__ページ__
# # # #
8/13 健康と創造
生き抜く力はダークサイドに落ちる危険もあるのでギスギスしてしまう。物事は楽しくないと、本当の力は発揮できない、本心が届かない。本当に大事なことは、言葉では伝わらない。肌感覚の話。
生き抜く力を嫌悪はできない、人間という生き物が作る関係は一筋縄でいかない。
また、お金を嫌ってもいけない。滅私の社会は各々が目指した結果であるが、現実的ではない。むしろお金がもたらしてくれた喜びをみんなで分かち合おう。
そして、新しい世代の考えること、動きを軽視してはいけない。訳がわからなくて当然なのだ。しかしそこには意味がある、喜びがある、熱中がある。それを感情論で片付けて良いのだろうか。科学的に悪影響だからといって引き離していいのだろうか。俺には分からないが、問題を問題にしているのは問題にしたがりの押し付けなのかもしれない。
そうした嫌いなことを認めて、自分が動こうとした時、相手の意見も輸入してみると、新しい発想が生まれたりする。カレー。肉じゃが。ラーメン。
不味いモノを食べ続けるより、少しずつ工夫してうまくしていく方が楽しくて、身体に良い。ストレスも緩和されていく。
新しいモノは人間にとって刺激的で、精神衛生学上好ましい。
8/12 バカがために鐘はなる
頭で考えても思いつかないときは黙って別のことをやるに限るなとおもう。また、寝る時は寝て体力を温存するに限る。飯を食う。無理しすぎない。だらだらしない。時間にゆとりを持つ。時間もお金も多く見積もる。
夢を見る。楽しいことばかり考える。長くは考えない。なるべく動く。人を否定しない。そういう考えもあるし、やってみようかって提案する。嫌われても、大事なことは言う。決定権が別の人の場合は仕方ないとすぐに忘れる。
# # # #
__保存データ__
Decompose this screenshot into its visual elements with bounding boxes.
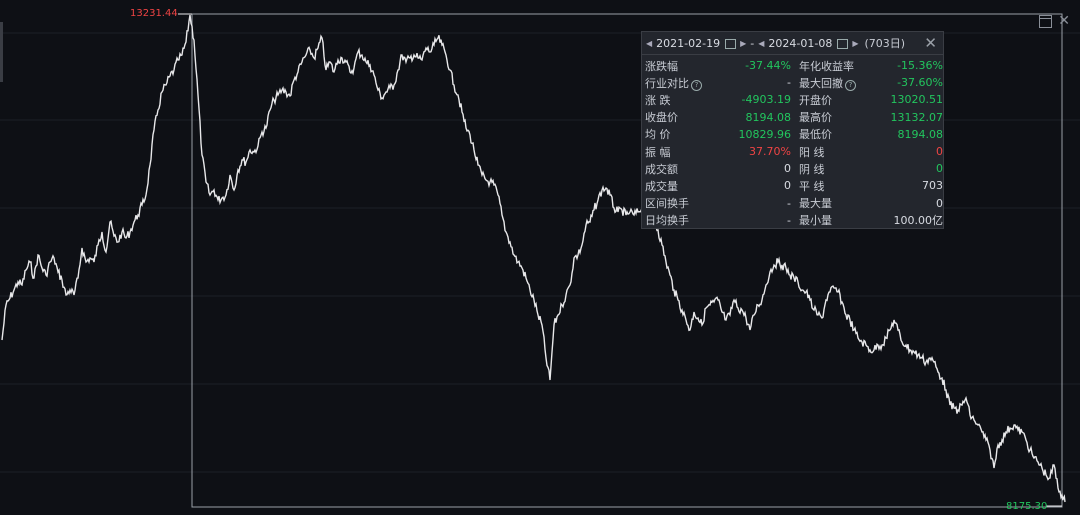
# # # #
__課題__
ページの「不味いモノを食べ続けるより」で始まる文は、少しずつ工夫してうまくしていく方がよいとしている。その理由を、ページの記述に基づいて説明してください。

__解答__
その方が楽しく、身体にも良いからである。さらに、ストレスも緩和されていく。